• **Data shown**:
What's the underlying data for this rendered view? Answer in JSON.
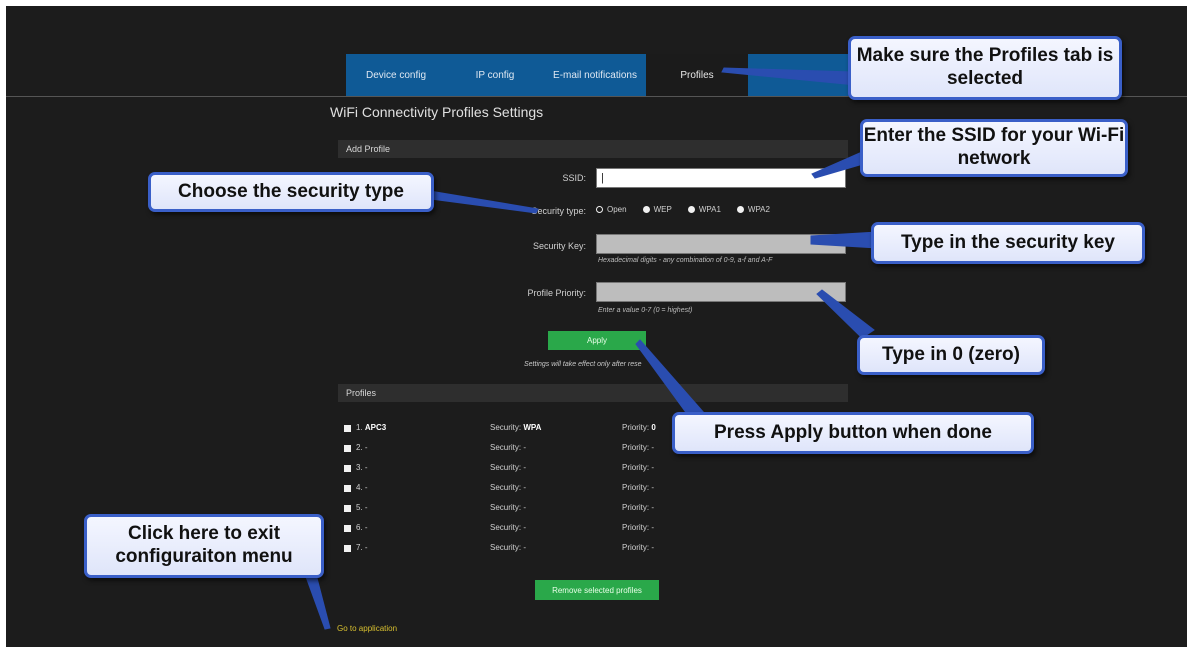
{
  "tabs": [
    "Device config",
    "IP config",
    "E-mail notifications",
    "Profiles"
  ],
  "page_title": "WiFi Connectivity Profiles Settings",
  "add_profile": {
    "header": "Add Profile",
    "ssid_label": "SSID:",
    "ssid_value": "|",
    "security_type_label": "Security type:",
    "security_options": [
      "Open",
      "WEP",
      "WPA1",
      "WPA2"
    ],
    "selected_security": "Open",
    "security_key_label": "Security Key:",
    "security_key_hint": "Hexadecimal digits - any combination of 0-9, a-f and A-F",
    "priority_label": "Profile Priority:",
    "priority_hint": "Enter a value 0-7 (0 = highest)",
    "apply_label": "Apply",
    "apply_note": "Settings will take effect only after rese"
  },
  "profiles": {
    "header": "Profiles",
    "security_prefix": "Security:",
    "priority_prefix": "Priority:",
    "rows": [
      {
        "index": "1.",
        "name": "APC3",
        "security": "WPA",
        "priority": "0"
      },
      {
        "index": "2.",
        "name": "-",
        "security": "-",
        "priority": "-"
      },
      {
        "index": "3.",
        "name": "-",
        "security": "-",
        "priority": "-"
      },
      {
        "index": "4.",
        "name": "-",
        "security": "-",
        "priority": "-"
      },
      {
        "index": "5.",
        "name": "-",
        "security": "-",
        "priority": "-"
      },
      {
        "index": "6.",
        "name": "-",
        "security": "-",
        "priority": "-"
      },
      {
        "index": "7.",
        "name": "-",
        "security": "-",
        "priority": "-"
      }
    ],
    "remove_label": "Remove selected profiles"
  },
  "go_to_application": "Go to application",
  "callouts": {
    "profiles_tab": "Make sure the Profiles tab is selected",
    "ssid": "Enter the SSID for your Wi-Fi network",
    "security_type": "Choose the security type",
    "security_key": "Type in the security key",
    "priority": "Type in 0 (zero)",
    "apply": "Press Apply button when done",
    "exit": "Click here to exit configuraiton menu"
  },
  "colors": {
    "tab_blue": "#0f5a96",
    "apply_green": "#2aa84a",
    "callout_border": "#3a5fc8",
    "link_yellow": "#d8c030"
  }
}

• **Work required**:
Count how many lines above carry the word "index". Only the number is required.

• **Reply**:
7